**GOAL:**
Send back all the data below, exactly as given.

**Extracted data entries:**

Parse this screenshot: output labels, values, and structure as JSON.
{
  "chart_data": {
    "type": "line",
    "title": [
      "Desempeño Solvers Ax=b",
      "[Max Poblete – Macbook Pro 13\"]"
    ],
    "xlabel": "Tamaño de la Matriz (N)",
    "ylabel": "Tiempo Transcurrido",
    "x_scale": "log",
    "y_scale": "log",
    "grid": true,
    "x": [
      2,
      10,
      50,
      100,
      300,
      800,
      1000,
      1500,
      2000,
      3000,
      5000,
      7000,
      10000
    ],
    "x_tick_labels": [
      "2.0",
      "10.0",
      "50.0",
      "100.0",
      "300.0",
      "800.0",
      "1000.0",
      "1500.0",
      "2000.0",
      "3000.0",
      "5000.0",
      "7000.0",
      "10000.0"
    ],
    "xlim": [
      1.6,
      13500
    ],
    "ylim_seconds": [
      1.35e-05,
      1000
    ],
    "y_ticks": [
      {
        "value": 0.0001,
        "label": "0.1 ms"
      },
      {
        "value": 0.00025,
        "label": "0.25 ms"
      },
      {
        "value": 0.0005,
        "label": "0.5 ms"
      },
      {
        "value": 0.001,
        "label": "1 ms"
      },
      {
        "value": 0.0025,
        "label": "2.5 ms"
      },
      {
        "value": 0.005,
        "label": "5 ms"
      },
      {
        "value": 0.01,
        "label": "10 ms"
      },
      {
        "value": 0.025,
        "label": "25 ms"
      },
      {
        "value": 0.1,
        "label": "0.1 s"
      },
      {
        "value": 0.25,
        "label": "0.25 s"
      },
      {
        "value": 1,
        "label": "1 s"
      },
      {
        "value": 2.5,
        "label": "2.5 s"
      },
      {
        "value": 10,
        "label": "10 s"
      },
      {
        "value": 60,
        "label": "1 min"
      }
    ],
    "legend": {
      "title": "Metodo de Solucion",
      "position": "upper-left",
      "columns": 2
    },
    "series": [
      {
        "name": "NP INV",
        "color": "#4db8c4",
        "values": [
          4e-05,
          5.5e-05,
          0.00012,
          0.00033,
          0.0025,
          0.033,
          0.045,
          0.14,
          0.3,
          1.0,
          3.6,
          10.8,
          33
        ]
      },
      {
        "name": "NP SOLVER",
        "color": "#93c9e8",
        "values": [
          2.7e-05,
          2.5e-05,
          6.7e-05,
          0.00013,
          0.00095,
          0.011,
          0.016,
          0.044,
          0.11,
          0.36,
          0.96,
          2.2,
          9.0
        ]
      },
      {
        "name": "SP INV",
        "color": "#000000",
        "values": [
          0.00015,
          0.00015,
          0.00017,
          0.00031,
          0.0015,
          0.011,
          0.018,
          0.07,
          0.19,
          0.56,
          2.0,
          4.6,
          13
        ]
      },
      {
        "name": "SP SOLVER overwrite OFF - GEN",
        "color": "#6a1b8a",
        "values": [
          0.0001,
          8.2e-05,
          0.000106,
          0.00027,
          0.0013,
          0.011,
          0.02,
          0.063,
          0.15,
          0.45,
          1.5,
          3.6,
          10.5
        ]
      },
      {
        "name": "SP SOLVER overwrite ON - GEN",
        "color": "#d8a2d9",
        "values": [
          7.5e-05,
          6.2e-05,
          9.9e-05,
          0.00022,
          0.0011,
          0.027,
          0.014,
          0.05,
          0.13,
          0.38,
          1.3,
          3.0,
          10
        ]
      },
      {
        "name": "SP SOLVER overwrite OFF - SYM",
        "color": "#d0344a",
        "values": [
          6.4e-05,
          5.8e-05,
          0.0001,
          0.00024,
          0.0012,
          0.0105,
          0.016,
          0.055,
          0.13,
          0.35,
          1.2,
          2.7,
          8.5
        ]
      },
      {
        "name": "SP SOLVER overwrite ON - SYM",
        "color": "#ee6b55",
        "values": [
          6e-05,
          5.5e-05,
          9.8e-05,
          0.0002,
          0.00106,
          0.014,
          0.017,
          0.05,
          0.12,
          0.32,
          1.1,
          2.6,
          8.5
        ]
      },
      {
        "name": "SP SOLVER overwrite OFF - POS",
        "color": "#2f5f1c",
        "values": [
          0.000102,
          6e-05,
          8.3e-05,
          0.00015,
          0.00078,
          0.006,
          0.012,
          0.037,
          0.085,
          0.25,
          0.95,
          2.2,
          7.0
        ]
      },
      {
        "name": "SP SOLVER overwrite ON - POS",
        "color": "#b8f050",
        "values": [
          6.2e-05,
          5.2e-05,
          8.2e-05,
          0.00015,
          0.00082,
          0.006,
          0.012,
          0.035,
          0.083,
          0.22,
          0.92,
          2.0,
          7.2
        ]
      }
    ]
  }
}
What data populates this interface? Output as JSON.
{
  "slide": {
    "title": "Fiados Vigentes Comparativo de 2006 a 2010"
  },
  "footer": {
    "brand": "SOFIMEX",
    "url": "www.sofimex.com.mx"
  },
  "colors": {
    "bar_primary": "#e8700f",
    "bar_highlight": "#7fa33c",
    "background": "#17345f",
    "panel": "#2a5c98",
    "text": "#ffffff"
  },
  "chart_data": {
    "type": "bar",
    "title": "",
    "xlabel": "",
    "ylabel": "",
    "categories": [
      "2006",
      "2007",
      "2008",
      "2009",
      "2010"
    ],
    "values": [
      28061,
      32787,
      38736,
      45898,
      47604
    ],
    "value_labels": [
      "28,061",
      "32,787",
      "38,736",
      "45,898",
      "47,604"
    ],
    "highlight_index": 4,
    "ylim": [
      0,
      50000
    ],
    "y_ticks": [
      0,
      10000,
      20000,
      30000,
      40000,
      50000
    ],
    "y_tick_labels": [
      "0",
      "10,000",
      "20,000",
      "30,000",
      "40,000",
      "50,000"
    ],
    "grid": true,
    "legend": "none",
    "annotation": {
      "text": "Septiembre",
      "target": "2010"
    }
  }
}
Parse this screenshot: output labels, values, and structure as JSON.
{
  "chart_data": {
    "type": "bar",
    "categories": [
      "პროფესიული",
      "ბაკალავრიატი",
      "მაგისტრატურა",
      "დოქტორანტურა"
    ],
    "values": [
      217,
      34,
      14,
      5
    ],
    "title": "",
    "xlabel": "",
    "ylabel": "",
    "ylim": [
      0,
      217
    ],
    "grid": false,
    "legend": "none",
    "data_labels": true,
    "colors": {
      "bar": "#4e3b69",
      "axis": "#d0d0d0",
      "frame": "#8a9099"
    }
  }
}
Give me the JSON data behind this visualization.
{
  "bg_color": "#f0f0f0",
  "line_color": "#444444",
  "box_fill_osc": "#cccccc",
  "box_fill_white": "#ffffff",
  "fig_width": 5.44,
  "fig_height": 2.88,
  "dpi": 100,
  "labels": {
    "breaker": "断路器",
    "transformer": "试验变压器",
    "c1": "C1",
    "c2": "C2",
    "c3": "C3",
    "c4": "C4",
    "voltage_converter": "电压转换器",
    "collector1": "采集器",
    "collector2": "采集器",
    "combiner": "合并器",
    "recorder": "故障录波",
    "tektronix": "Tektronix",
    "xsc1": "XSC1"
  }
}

**IN RESPONSE:**
Parse this screenshot: output labels, values, and structure as JSON.
{
  "chart_data": {
    "type": "line",
    "title": [
      "Desempeño Solvers Ax=b",
      "[Max Poblete – Macbook Pro 13\"]"
    ],
    "xlabel": "Tamaño de la Matriz (N)",
    "ylabel": "Tiempo Transcurrido",
    "x_scale": "log",
    "y_scale": "log",
    "grid": true,
    "x": [
      2,
      10,
      50,
      100,
      300,
      800,
      1000,
      1500,
      2000,
      3000,
      5000,
      7000,
      10000
    ],
    "x_tick_labels": [
      "2.0",
      "10.0",
      "50.0",
      "100.0",
      "300.0",
      "800.0",
      "1000.0",
      "1500.0",
      "2000.0",
      "3000.0",
      "5000.0",
      "7000.0",
      "10000.0"
    ],
    "xlim": [
      1.6,
      13500
    ],
    "ylim_seconds": [
      1.35e-05,
      1000
    ],
    "y_ticks": [
      {
        "value": 0.0001,
        "label": "0.1 ms"
      },
      {
        "value": 0.00025,
        "label": "0.25 ms"
      },
      {
        "value": 0.0005,
        "label": "0.5 ms"
      },
      {
        "value": 0.001,
        "label": "1 ms"
      },
      {
        "value": 0.0025,
        "label": "2.5 ms"
      },
      {
        "value": 0.005,
        "label": "5 ms"
      },
      {
        "value": 0.01,
        "label": "10 ms"
      },
      {
        "value": 0.025,
        "label": "25 ms"
      },
      {
        "value": 0.1,
        "label": "0.1 s"
      },
      {
        "value": 0.25,
        "label": "0.25 s"
      },
      {
        "value": 1,
        "label": "1 s"
      },
      {
        "value": 2.5,
        "label": "2.5 s"
      },
      {
        "value": 10,
        "label": "10 s"
      },
      {
        "value": 60,
        "label": "1 min"
      }
    ],
    "legend": {
      "title": "Metodo de Solucion",
      "position": "upper-left",
      "columns": 2
    },
    "series": [
      {
        "name": "NP INV",
        "color": "#4db8c4",
        "values": [
          4e-05,
          5.5e-05,
          0.00012,
          0.00033,
          0.0025,
          0.033,
          0.045,
          0.14,
          0.3,
          1.0,
          3.6,
          10.8,
          33
        ]
      },
      {
        "name": "NP SOLVER",
        "color": "#93c9e8",
        "values": [
          2.7e-05,
          2.5e-05,
          6.7e-05,
          0.00013,
          0.00095,
          0.011,
          0.016,
          0.044,
          0.11,
          0.36,
          0.96,
          2.2,
          9.0
        ]
      },
      {
        "name": "SP INV",
        "color": "#000000",
        "values": [
          0.00015,
          0.00015,
          0.00017,
          0.00031,
          0.0015,
          0.011,
          0.018,
          0.07,
          0.19,
          0.56,
          2.0,
          4.6,
          13
        ]
      },
      {
        "name": "SP SOLVER overwrite OFF - GEN",
        "color": "#6a1b8a",
        "values": [
          0.0001,
          8.2e-05,
          0.000106,
          0.00027,
          0.0013,
          0.011,
          0.02,
          0.063,
          0.15,
          0.45,
          1.5,
          3.6,
          10.5
        ]
      },
      {
        "name": "SP SOLVER overwrite ON - GEN",
        "color": "#d8a2d9",
        "values": [
          7.5e-05,
          6.2e-05,
          9.9e-05,
          0.00022,
          0.0011,
          0.027,
          0.014,
          0.05,
          0.13,
          0.38,
          1.3,
          3.0,
          10
        ]
      },
      {
        "name": "SP SOLVER overwrite OFF - SYM",
        "color": "#d0344a",
        "values": [
          6.4e-05,
          5.8e-05,
          0.0001,
          0.00024,
          0.0012,
          0.0105,
          0.016,
          0.055,
          0.13,
          0.35,
          1.2,
          2.7,
          8.5
        ]
      },
      {
        "name": "SP SOLVER overwrite ON - SYM",
        "color": "#ee6b55",
        "values": [
          6e-05,
          5.5e-05,
          9.8e-05,
          0.0002,
          0.00106,
          0.014,
          0.017,
          0.05,
          0.12,
          0.32,
          1.1,
          2.6,
          8.5
        ]
      },
      {
        "name": "SP SOLVER overwrite OFF - POS",
        "color": "#2f5f1c",
        "values": [
          0.000102,
          6e-05,
          8.3e-05,
          0.00015,
          0.00078,
          0.006,
          0.012,
          0.037,
          0.085,
          0.25,
          0.95,
          2.2,
          7.0
        ]
      },
      {
        "name": "SP SOLVER overwrite ON - POS",
        "color": "#b8f050",
        "values": [
          6.2e-05,
          5.2e-05,
          8.2e-05,
          0.00015,
          0.00082,
          0.006,
          0.012,
          0.035,
          0.083,
          0.22,
          0.92,
          2.0,
          7.2
        ]
      }
    ]
  }
}
What data populates this interface? Output as JSON.
{
  "slide": {
    "title": "Fiados Vigentes Comparativo de 2006 a 2010"
  },
  "footer": {
    "brand": "SOFIMEX",
    "url": "www.sofimex.com.mx"
  },
  "colors": {
    "bar_primary": "#e8700f",
    "bar_highlight": "#7fa33c",
    "background": "#17345f",
    "panel": "#2a5c98",
    "text": "#ffffff"
  },
  "chart_data": {
    "type": "bar",
    "title": "",
    "xlabel": "",
    "ylabel": "",
    "categories": [
      "2006",
      "2007",
      "2008",
      "2009",
      "2010"
    ],
    "values": [
      28061,
      32787,
      38736,
      45898,
      47604
    ],
    "value_labels": [
      "28,061",
      "32,787",
      "38,736",
      "45,898",
      "47,604"
    ],
    "highlight_index": 4,
    "ylim": [
      0,
      50000
    ],
    "y_ticks": [
      0,
      10000,
      20000,
      30000,
      40000,
      50000
    ],
    "y_tick_labels": [
      "0",
      "10,000",
      "20,000",
      "30,000",
      "40,000",
      "50,000"
    ],
    "grid": true,
    "legend": "none",
    "annotation": {
      "text": "Septiembre",
      "target": "2010"
    }
  }
}
Parse this screenshot: output labels, values, and structure as JSON.
{
  "chart_data": {
    "type": "bar",
    "categories": [
      "პროფესიული",
      "ბაკალავრიატი",
      "მაგისტრატურა",
      "დოქტორანტურა"
    ],
    "values": [
      217,
      34,
      14,
      5
    ],
    "title": "",
    "xlabel": "",
    "ylabel": "",
    "ylim": [
      0,
      217
    ],
    "grid": false,
    "legend": "none",
    "data_labels": true,
    "colors": {
      "bar": "#4e3b69",
      "axis": "#d0d0d0",
      "frame": "#8a9099"
    }
  }
}
Give me the JSON data behind this visualization.
{
  "bg_color": "#f0f0f0",
  "line_color": "#444444",
  "box_fill_osc": "#cccccc",
  "box_fill_white": "#ffffff",
  "fig_width": 5.44,
  "fig_height": 2.88,
  "dpi": 100,
  "labels": {
    "breaker": "断路器",
    "transformer": "试验变压器",
    "c1": "C1",
    "c2": "C2",
    "c3": "C3",
    "c4": "C4",
    "voltage_converter": "电压转换器",
    "collector1": "采集器",
    "collector2": "采集器",
    "combiner": "合并器",
    "recorder": "故障录波",
    "tektronix": "Tektronix",
    "xsc1": "XSC1"
  }
}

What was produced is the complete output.